BRIEF —
Rewrite the rows from the line with "wst-item: 4-it's a" up to and including the line with "wst-item: down.[.....................] [41,296,253,323]", changing every "wind" to "air" and leaving everything else as it is.

RECORDS SHOWN —
* START *

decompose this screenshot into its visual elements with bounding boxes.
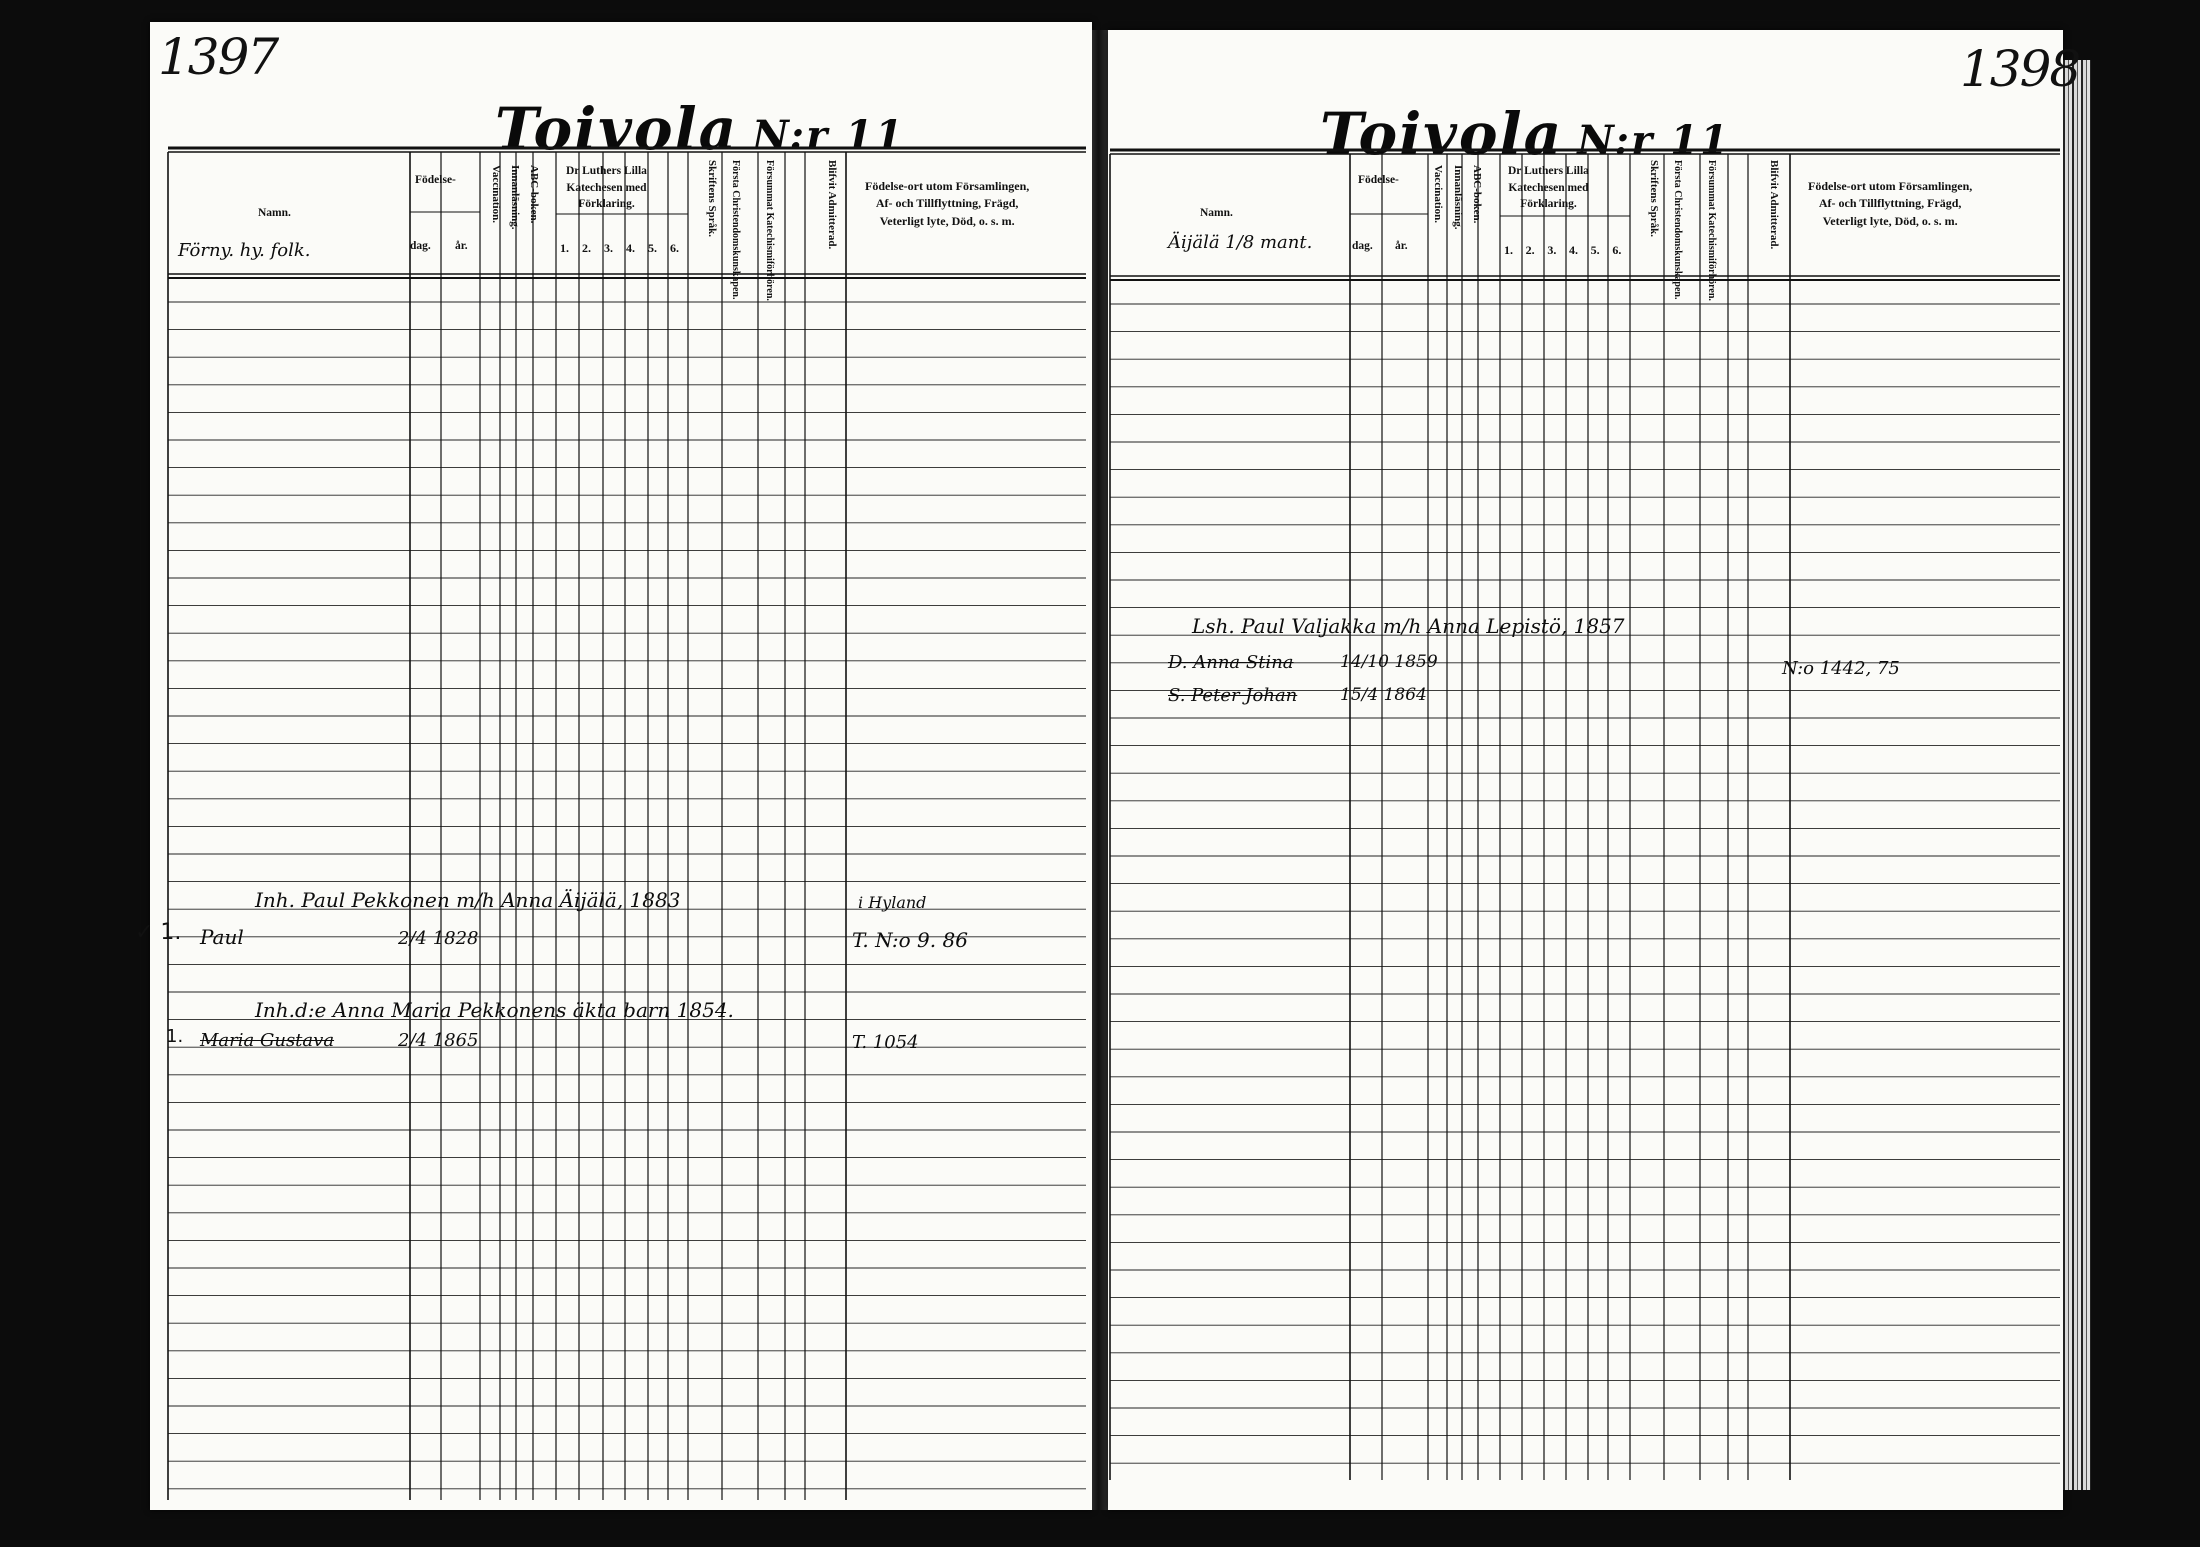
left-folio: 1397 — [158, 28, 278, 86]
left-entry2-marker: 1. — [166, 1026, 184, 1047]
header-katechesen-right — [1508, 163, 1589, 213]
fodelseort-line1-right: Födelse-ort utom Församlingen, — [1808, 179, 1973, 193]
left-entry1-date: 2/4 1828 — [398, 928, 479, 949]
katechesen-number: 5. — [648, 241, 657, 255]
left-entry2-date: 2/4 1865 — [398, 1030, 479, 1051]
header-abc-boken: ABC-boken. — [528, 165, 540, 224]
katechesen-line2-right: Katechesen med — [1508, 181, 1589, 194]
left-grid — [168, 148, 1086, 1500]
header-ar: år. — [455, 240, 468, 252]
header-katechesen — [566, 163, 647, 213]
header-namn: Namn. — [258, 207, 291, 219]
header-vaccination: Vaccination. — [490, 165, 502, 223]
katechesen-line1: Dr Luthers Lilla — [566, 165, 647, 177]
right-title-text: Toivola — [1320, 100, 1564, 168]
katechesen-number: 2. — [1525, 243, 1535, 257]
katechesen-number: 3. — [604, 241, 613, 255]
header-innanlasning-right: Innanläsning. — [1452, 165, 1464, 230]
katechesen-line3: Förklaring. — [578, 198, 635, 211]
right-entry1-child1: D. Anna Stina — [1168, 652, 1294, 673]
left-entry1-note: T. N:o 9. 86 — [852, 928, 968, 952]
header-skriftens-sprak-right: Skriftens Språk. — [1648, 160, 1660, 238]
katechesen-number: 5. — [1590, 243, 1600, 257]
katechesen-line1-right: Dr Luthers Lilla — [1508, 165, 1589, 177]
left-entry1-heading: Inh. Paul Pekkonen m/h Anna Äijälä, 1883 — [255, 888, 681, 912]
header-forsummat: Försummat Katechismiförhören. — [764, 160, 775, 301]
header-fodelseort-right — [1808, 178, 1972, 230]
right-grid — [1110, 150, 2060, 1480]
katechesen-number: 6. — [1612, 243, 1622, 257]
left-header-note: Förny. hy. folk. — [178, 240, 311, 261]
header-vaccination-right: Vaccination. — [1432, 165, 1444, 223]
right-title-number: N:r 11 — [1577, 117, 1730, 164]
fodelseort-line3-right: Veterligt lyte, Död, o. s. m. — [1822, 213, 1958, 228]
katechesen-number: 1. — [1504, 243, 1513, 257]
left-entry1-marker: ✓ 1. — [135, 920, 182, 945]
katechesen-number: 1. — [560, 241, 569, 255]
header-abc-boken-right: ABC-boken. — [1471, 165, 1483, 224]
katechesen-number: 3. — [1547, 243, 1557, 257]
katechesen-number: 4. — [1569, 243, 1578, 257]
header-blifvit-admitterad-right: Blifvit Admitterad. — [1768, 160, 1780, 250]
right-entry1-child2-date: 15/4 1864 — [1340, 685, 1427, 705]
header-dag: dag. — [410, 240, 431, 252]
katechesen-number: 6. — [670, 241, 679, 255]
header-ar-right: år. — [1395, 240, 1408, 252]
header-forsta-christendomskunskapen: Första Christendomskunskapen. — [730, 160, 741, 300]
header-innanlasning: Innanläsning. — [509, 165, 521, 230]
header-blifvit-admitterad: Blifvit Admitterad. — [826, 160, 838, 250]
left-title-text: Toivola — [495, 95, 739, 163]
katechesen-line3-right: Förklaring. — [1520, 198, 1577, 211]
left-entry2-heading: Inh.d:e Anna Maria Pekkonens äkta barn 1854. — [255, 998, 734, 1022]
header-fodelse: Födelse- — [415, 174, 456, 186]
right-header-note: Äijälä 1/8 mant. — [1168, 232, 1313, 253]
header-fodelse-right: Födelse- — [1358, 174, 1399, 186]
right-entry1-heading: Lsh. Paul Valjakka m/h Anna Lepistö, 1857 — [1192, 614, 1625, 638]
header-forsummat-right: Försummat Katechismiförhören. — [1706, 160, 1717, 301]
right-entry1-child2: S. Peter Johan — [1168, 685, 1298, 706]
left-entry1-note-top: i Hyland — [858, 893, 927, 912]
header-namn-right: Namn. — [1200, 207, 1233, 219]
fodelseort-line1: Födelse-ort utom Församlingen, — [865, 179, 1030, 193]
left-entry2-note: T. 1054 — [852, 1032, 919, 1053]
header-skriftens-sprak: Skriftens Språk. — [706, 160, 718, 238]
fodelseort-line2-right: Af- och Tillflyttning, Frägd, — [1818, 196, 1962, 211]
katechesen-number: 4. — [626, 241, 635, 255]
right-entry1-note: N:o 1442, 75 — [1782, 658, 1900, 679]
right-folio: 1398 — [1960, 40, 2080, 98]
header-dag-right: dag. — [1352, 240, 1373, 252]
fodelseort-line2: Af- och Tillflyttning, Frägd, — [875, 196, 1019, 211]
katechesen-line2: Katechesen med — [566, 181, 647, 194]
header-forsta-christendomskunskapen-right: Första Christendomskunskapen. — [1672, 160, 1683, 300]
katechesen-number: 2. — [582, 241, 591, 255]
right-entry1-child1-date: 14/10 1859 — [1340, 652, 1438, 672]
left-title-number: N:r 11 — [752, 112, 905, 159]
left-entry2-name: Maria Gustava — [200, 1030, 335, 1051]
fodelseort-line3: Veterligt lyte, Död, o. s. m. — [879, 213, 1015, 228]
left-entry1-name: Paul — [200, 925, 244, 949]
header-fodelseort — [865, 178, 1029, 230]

* END *
* START *

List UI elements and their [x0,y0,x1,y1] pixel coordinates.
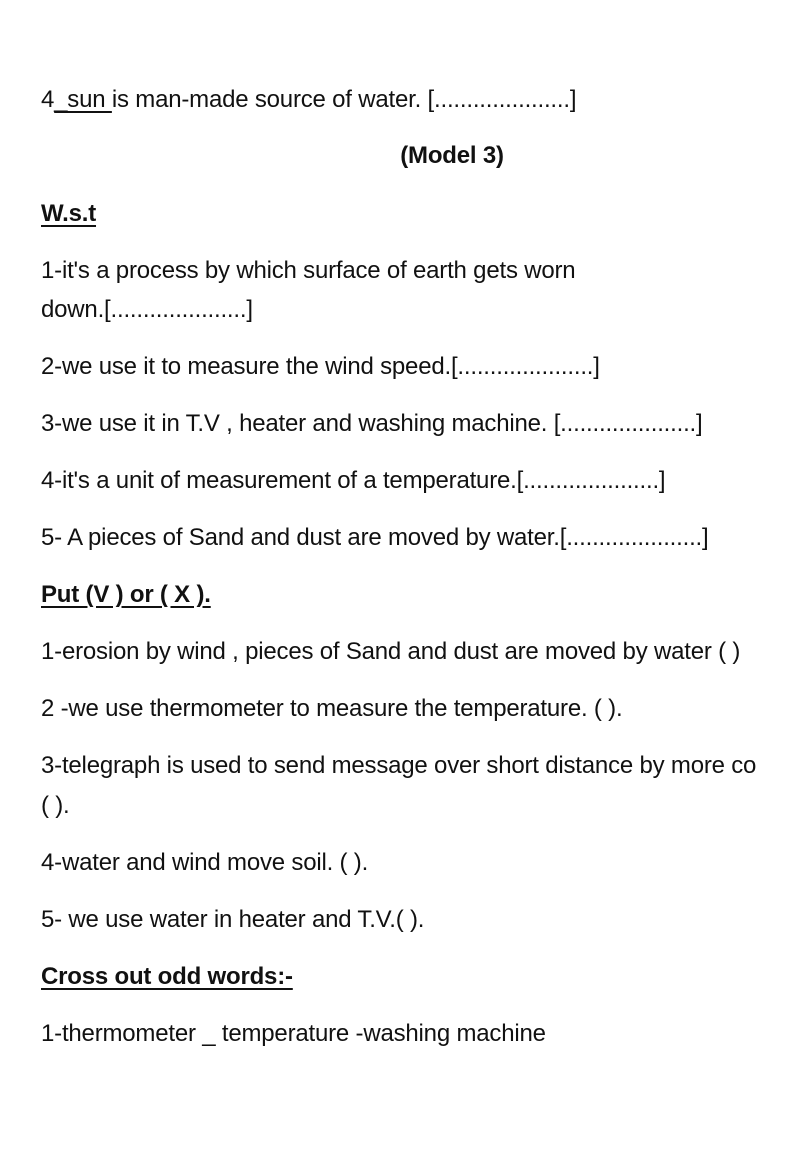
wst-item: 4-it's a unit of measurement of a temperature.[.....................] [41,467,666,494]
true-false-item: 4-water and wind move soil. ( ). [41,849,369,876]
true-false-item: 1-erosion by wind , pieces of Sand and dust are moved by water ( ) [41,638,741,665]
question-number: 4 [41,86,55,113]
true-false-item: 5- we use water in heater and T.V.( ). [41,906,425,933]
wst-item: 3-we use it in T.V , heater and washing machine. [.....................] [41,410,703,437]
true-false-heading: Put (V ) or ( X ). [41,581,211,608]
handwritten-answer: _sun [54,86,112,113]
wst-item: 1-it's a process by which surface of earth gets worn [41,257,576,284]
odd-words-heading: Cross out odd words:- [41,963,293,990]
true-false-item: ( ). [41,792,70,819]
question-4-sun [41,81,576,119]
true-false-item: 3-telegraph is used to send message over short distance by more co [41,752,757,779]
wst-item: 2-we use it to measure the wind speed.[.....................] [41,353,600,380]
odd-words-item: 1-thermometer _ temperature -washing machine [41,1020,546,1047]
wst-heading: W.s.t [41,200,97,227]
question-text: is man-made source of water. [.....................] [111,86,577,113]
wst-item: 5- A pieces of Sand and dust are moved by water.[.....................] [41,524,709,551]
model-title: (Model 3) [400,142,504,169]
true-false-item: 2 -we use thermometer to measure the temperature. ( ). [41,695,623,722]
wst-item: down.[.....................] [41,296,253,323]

* END *

RESULT —
wst-item: 4-it's a unit of measurement of a temperature.[.....................] [41,467,666,494]
true-false-item: 4-water and air move soil. ( ). [41,849,369,876]
true-false-item: 1-erosion by air , pieces of Sand and dust are moved by water ( ) [41,638,741,665]
question-number: 4 [41,86,55,113]
true-false-item: 5- we use water in heater and T.V.( ). [41,906,425,933]
wst-item: 3-we use it in T.V , heater and washing machine. [.....................] [41,410,703,437]
true-false-heading: Put (V ) or ( X ). [41,581,211,608]
handwritten-answer: _sun [54,86,112,113]
wst-item: 1-it's a process by which surface of earth gets worn [41,257,576,284]
odd-words-heading: Cross out odd words:- [41,963,293,990]
true-false-item: ( ). [41,792,70,819]
question-4-sun [41,81,576,119]
true-false-item: 3-telegraph is used to send message over short distance by more co [41,752,757,779]
wst-item: 2-we use it to measure the air speed.[.....................] [41,353,600,380]
odd-words-item: 1-thermometer _ temperature -washing machine [41,1020,546,1047]
wst-heading: W.s.t [41,200,97,227]
question-text: is man-made source of water. [.....................] [111,86,577,113]
wst-item: 5- A pieces of Sand and dust are moved by water.[.....................] [41,524,709,551]
model-title: (Model 3) [400,142,504,169]
true-false-item: 2 -we use thermometer to measure the temperature. ( ). [41,695,623,722]
wst-item: down.[.....................] [41,296,253,323]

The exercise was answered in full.